Return all lines in the material below that contain "times".

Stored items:
»»
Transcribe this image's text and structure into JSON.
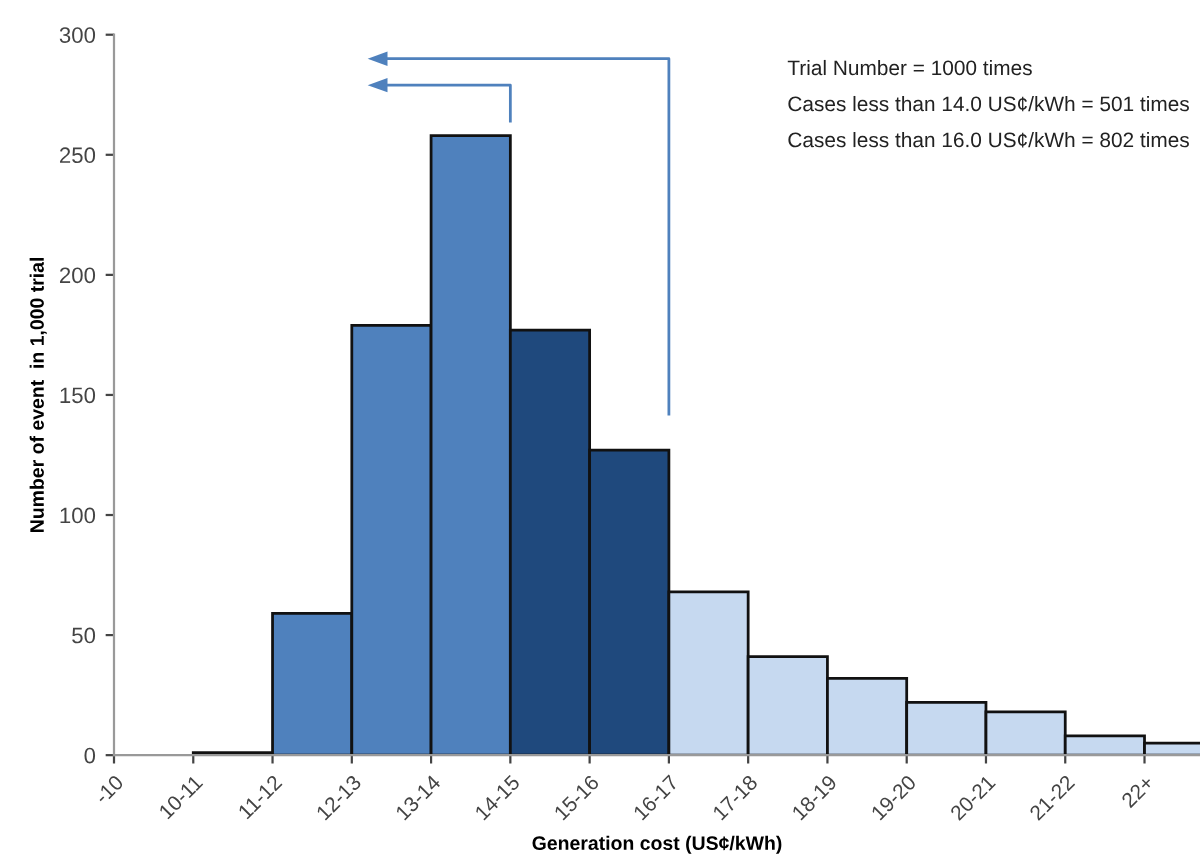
{
  "chart_data": {
    "type": "bar",
    "xlabel": "Generation cost (US¢/kWh)",
    "ylabel": "Number of event  in 1,000 trial",
    "categories": [
      "-10",
      "10-11",
      "11-12",
      "12-13",
      "13-14",
      "14-15",
      "15-16",
      "16-17",
      "17-18",
      "18-19",
      "19-20",
      "20-21",
      "21-22",
      "22+"
    ],
    "values": [
      0,
      1,
      59,
      179,
      258,
      177,
      127,
      68,
      41,
      32,
      22,
      18,
      8,
      5
    ],
    "colors": [
      "#4f81bd",
      "#4f81bd",
      "#4f81bd",
      "#4f81bd",
      "#4f81bd",
      "#1f497d",
      "#1f497d",
      "#c6d9f0",
      "#c6d9f0",
      "#c6d9f0",
      "#c6d9f0",
      "#c6d9f0",
      "#c6d9f0",
      "#c6d9f0"
    ],
    "ylim": [
      0,
      300
    ],
    "yticks": [
      0,
      50,
      100,
      150,
      200,
      250,
      300
    ],
    "grid": false,
    "legend": false,
    "annotations": [
      "Trial Number = 1000 times",
      "Cases less than 14.0 US¢/kWh = 501 times",
      "Cases less than 16.0 US¢/kWh = 802 times"
    ]
  }
}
««
**ANSWER BELOW**.
      "Trial Number = 1000 times",
      "Cases less than 14.0 US¢/kWh = 501 times",
      "Cases less than 16.0 US¢/kWh = 802 times"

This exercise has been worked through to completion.